» **ENTRIES**
--*--

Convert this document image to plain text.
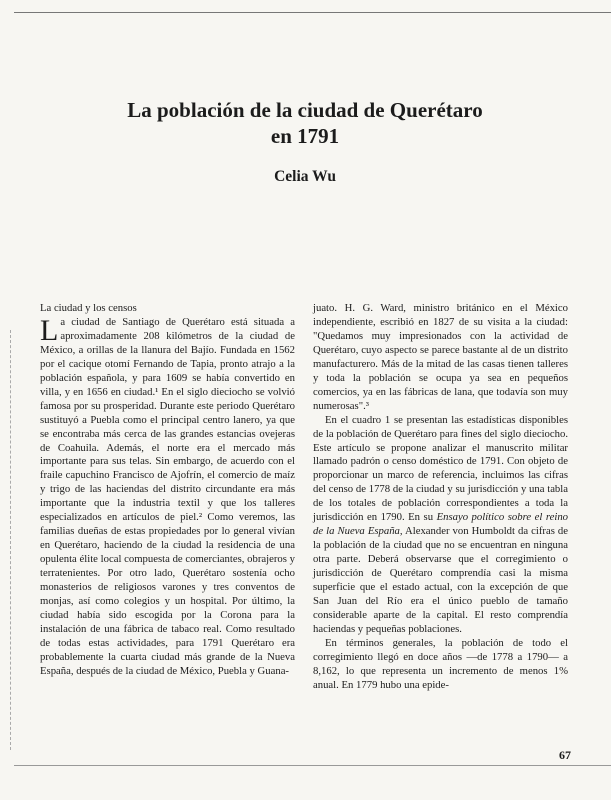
La población de la ciudad de Querétaro
en 1791
Celia Wu

La ciudad y los censos

La ciudad de Santiago de Querétaro está situada a aproximadamente 208 kilómetros de la ciudad de México, a orillas de la llanura del Bajío. Fundada en 1562 por el cacique otomí Fernando de Tapia, pronto atrajo a la población española, y para 1609 se había convertido en villa, y en 1656 en ciudad.¹ En el siglo dieciocho se volvió famosa por su prosperidad. Durante este periodo Querétaro sustituyó a Puebla como el principal centro lanero, ya que se encontraba más cerca de las grandes estancias ovejeras de Coahuila. Además, el norte era el mercado más importante para sus telas. Sin embargo, de acuerdo con el fraile capuchino Francisco de Ajofrín, el comercio de maíz y trigo de las haciendas del distrito circundante era más importante que la industria textil y que los talleres especializados en artículos de piel.² Como veremos, las familias dueñas de estas propiedades por lo general vivían en Querétaro, haciendo de la ciudad la residencia de una opulenta élite local compuesta de comerciantes, obrajeros y terratenientes. Por otro lado, Querétaro sostenía ocho monasterios de religiosos varones y tres conventos de monjas, así como colegios y un hospital. Por último, la ciudad había sido escogida por la Corona para la instalación de una fábrica de tabaco real. Como resultado de todas estas actividades, para 1791 Querétaro era probablemente la cuarta ciudad más grande de la Nueva España, después de la ciudad de México, Puebla y Guana-

juato. H. G. Ward, ministro británico en el México independiente, escribió en 1827 de su visita a la ciudad: "Quedamos muy impresionados con la actividad de Querétaro, cuyo aspecto se parece bastante al de un distrito manufacturero. Más de la mitad de las casas tienen talleres y toda la población se ocupa ya sea en pequeños comercios, ya en las fábricas de lana, que todavía son muy numerosas".³

En el cuadro 1 se presentan las estadísticas disponibles de la población de Querétaro para fines del siglo dieciocho. Este artículo se propone analizar el manuscrito militar llamado padrón o censo doméstico de 1791. Con objeto de proporcionar un marco de referencia, incluimos las cifras del censo de 1778 de la ciudad y su jurisdicción y una tabla de los totales de población correspondientes a toda la jurisdicción en 1790. En su Ensayo político sobre el reino de la Nueva España, Alexander von Humboldt da cifras de la población de la ciudad que no se encuentran en ninguna otra parte. Deberá observarse que el corregimiento o jurisdicción de Querétaro comprendía casi la misma superficie que el estado actual, con la excepción de que San Juan del Río era el único pueblo de tamaño considerable aparte de la capital. El resto comprendía haciendas y pequeñas poblaciones.

En términos generales, la población de todo el corregimiento llegó en doce años —de 1778 a 1790— a 8,162, lo que representa un incremento de menos 1% anual. En 1779 hubo una epide-

67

--*--

» **INSTRUCTIONS TO FOLLOW**
Reproduce the entries above without change, omitting all pictures.

» **SOLUTION TO THIS EXERCISE**
Convert this document image to plain text.
La población de la ciudad de Querétaro
en 1791
Celia Wu

La ciudad y los censos

La ciudad de Santiago de Querétaro está situada a aproximadamente 208 kilómetros de la ciudad de México, a orillas de la llanura del Bajío. Fundada en 1562 por el cacique otomí Fernando de Tapia, pronto atrajo a la población española, y para 1609 se había convertido en villa, y en 1656 en ciudad.¹ En el siglo dieciocho se volvió famosa por su prosperidad. Durante este periodo Querétaro sustituyó a Puebla como el principal centro lanero, ya que se encontraba más cerca de las grandes estancias ovejeras de Coahuila. Además, el norte era el mercado más importante para sus telas. Sin embargo, de acuerdo con el fraile capuchino Francisco de Ajofrín, el comercio de maíz y trigo de las haciendas del distrito circundante era más importante que la industria textil y que los talleres especializados en artículos de piel.² Como veremos, las familias dueñas de estas propiedades por lo general vivían en Querétaro, haciendo de la ciudad la residencia de una opulenta élite local compuesta de comerciantes, obrajeros y terratenientes. Por otro lado, Querétaro sostenía ocho monasterios de religiosos varones y tres conventos de monjas, así como colegios y un hospital. Por último, la ciudad había sido escogida por la Corona para la instalación de una fábrica de tabaco real. Como resultado de todas estas actividades, para 1791 Querétaro era probablemente la cuarta ciudad más grande de la Nueva España, después de la ciudad de México, Puebla y Guana-

juato. H. G. Ward, ministro británico en el México independiente, escribió en 1827 de su visita a la ciudad: "Quedamos muy impresionados con la actividad de Querétaro, cuyo aspecto se parece bastante al de un distrito manufacturero. Más de la mitad de las casas tienen talleres y toda la población se ocupa ya sea en pequeños comercios, ya en las fábricas de lana, que todavía son muy numerosas".³

En el cuadro 1 se presentan las estadísticas disponibles de la población de Querétaro para fines del siglo dieciocho. Este artículo se propone analizar el manuscrito militar llamado padrón o censo doméstico de 1791. Con objeto de proporcionar un marco de referencia, incluimos las cifras del censo de 1778 de la ciudad y su jurisdicción y una tabla de los totales de población correspondientes a toda la jurisdicción en 1790. En su Ensayo político sobre el reino de la Nueva España, Alexander von Humboldt da cifras de la población de la ciudad que no se encuentran en ninguna otra parte. Deberá observarse que el corregimiento o jurisdicción de Querétaro comprendía casi la misma superficie que el estado actual, con la excepción de que San Juan del Río era el único pueblo de tamaño considerable aparte de la capital. El resto comprendía haciendas y pequeñas poblaciones.

En términos generales, la población de todo el corregimiento llegó en doce años —de 1778 a 1790— a 8,162, lo que representa un incremento de menos 1% anual. En 1779 hubo una epide-

67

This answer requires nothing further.